◆ Given passage ◆
BEGIN

Key highlights of our response
- Architectural innovation vs. training strategy: ACNs introduce a connectivity pattern that fundamentally changes gradient flow, complementing (not competing with) early exit (EE) training strategies
- Empirical validation of the insight: ACN+EE outperforms ResNet+EE, proving that our connection pattern enhances existing methods
- Foundation for future work: Our architecture opens new research directions in hybrid long/short connection patterns for large-scale models
- Training efficiency context: Detailed analysis of training time trade-offs and their relationship to improved generalization
- Transfer learning validation: Additional ImageNet→CIFAR-10 experiments confirming ACNs' representational advantages across domains
Detailed response
Key Insight of our work: The key insight of our work is not about early exit per se, but about how different connectivity patterns affect information flow, compression and ultimately representations during training - an insight that could help improve how large-scale architectures are designed.
Relation to Early Exit (EE) Methods: ACNs are fundamentally different from Early Exit (EE) methods. While EE methods are training strategies that add explicit intermediate losses to existing architectures, ACNs are architectural backbones that achieve similar benefits through implicit design alone. Importantly, ACNs can be combined with EE methods to amplify their effectiveness. Typically EE methods (e.g., see BranchyNet) methods follow a common pattern: (1) they add explicit intermediate losses at multiple layers to improve early feature discriminability, (2) these losses are weighted and combined with the final loss during training, and (3) confidence metrics like entropy are used at inference to decide where each sample should exit. This approach, pioneered by Deep Supervision (https://arxiv.org/abs/1409.5185), requires careful hyperparameter tuning of the loss weights.
ACNs do not have any explicit regularizer in terms of extra intermediate losses or other regularizers, but instead they are trained "naturally," like residual or feedforward networks, and exhibit---through architectural design alone---improved intermediate layer performance (similar to intermediate losses) through implicit layer-wise dynamics.
In Section 7, we show that coupling residual networks with these external intermediate losses requires careful tuning of the loss weights or it can result in potential overfitting (e.g., setting early losses to high weights can "overpush" early layers to achieve good predictions and results in overfitting on the training dataset). In practice, when compared with some recent works on intermediate losses, we showed that ACNs generalize better (as seen from improved transfer learning in the respective section) without requiring any extra hyperparameter tuning but instead relying on implicit architectural regularization.
Nonetheless, ACN’s auto-compression property (pushing information naturally to earlier layers) can be exploited by EE methods and magnify their effect. To empirically show this, we conducted an experiment on MLP-Mixer on CIFAR-10 where we compare:
- a Residual Mixer
- an AC-Mixer
- a Residual Mixer with Branches (discussed below)

END

◆ Data supplied ◆
BEGIN

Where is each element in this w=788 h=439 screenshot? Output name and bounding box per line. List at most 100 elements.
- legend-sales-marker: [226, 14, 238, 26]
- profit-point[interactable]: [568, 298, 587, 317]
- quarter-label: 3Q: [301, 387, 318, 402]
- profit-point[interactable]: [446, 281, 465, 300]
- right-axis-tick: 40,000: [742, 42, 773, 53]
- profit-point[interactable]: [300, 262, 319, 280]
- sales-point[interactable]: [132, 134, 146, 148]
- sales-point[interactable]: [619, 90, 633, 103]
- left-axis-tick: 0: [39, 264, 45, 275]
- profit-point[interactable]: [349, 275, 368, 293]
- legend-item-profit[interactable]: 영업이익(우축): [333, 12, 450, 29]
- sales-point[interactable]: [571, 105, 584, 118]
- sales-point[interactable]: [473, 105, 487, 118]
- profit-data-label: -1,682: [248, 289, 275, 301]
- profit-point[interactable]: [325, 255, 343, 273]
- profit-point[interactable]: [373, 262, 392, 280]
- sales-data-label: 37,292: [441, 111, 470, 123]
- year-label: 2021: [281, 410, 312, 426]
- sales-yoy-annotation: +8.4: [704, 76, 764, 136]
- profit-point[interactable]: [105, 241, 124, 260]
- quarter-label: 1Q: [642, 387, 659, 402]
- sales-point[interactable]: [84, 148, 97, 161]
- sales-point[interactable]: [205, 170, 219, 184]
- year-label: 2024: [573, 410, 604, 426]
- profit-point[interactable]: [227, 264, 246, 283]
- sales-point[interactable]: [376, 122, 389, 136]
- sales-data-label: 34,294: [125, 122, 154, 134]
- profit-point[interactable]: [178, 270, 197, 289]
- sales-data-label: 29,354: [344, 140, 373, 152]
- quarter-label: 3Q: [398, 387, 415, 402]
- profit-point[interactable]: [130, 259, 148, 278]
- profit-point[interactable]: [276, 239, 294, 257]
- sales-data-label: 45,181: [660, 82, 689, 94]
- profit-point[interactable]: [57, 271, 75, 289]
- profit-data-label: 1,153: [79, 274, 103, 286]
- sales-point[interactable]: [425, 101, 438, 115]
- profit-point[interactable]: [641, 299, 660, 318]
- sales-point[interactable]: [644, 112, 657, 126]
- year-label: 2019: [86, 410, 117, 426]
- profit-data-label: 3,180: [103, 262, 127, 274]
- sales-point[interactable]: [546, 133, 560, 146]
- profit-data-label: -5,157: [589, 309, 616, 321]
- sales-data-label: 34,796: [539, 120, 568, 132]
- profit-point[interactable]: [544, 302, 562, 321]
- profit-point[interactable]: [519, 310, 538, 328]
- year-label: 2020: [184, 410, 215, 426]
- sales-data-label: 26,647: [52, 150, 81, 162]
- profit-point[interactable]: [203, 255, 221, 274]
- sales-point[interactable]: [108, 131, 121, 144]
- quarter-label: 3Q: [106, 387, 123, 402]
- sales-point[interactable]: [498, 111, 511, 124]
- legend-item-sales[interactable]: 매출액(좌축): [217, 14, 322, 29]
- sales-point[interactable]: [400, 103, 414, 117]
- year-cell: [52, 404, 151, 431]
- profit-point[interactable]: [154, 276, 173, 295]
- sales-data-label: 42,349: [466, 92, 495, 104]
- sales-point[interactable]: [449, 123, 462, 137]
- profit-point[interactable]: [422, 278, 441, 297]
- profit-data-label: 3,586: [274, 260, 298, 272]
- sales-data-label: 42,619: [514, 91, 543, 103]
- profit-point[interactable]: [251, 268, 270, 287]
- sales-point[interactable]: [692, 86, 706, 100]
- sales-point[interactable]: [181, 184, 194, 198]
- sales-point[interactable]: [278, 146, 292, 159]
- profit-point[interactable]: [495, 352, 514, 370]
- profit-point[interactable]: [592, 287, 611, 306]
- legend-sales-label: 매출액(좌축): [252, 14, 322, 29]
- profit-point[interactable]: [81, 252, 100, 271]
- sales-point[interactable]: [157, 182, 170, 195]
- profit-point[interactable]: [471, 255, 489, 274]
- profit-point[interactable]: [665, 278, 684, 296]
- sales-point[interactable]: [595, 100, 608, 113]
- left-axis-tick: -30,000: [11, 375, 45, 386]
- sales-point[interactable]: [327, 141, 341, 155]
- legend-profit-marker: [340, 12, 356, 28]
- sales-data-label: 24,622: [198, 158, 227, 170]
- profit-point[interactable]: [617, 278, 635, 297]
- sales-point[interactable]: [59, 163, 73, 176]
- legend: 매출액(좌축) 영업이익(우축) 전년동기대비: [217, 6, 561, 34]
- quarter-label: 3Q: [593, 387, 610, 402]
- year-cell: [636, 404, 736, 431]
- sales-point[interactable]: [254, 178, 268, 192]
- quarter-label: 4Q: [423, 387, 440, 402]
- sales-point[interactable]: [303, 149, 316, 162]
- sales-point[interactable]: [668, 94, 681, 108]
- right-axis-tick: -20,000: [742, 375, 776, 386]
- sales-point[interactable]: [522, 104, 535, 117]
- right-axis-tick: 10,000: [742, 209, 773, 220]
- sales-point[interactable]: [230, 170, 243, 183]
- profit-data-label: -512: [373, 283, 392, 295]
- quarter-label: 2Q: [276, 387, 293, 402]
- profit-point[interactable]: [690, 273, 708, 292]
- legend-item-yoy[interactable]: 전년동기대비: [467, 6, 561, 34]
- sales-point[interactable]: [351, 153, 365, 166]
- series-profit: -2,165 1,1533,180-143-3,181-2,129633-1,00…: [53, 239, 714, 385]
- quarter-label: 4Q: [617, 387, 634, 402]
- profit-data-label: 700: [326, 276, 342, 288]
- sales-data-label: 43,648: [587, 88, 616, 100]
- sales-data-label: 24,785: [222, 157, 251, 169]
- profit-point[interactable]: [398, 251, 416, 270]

END

◆ What to work on ◆
1. In the response about ACNs, which model and dataset did the authors use for the experiment comparing a Residual Mixer with an AC-Mixer?
2. Sum up the response about ACNs in two sentences.
3. Please print the part of the response about ACNs starting at "In Section 7, we" and ending at "implicit architectural regularization.".

◆ Answers to each task ◆
1. MLP-Mixer on CIFAR-10.

2. ACNs are architectural backbones whose connectivity pattern improves intermediate layer performance through design alone, unlike early exit methods, which add weighted intermediate losses that need careful tuning. The authors say ACNs generalize better without extra hyperparameter tuning and can be combined with early exit methods to magnify their effect, which they test with an MLP-Mixer experiment on CIFAR-10.

3.
In Section 7, we show that coupling residual networks with these external intermediate losses requires careful tuning of the loss weights or it can result in potential overfitting (e.g., setting early losses to high weights can "overpush" early layers to achieve good predictions and results in overfitting on the training dataset). In practice, when compared with some recent works on intermediate losses, we showed that ACNs generalize better (as seen from improved transfer learning in the respective section) without requiring any extra hyperparameter tuning but instead relying on implicit architectural regularization.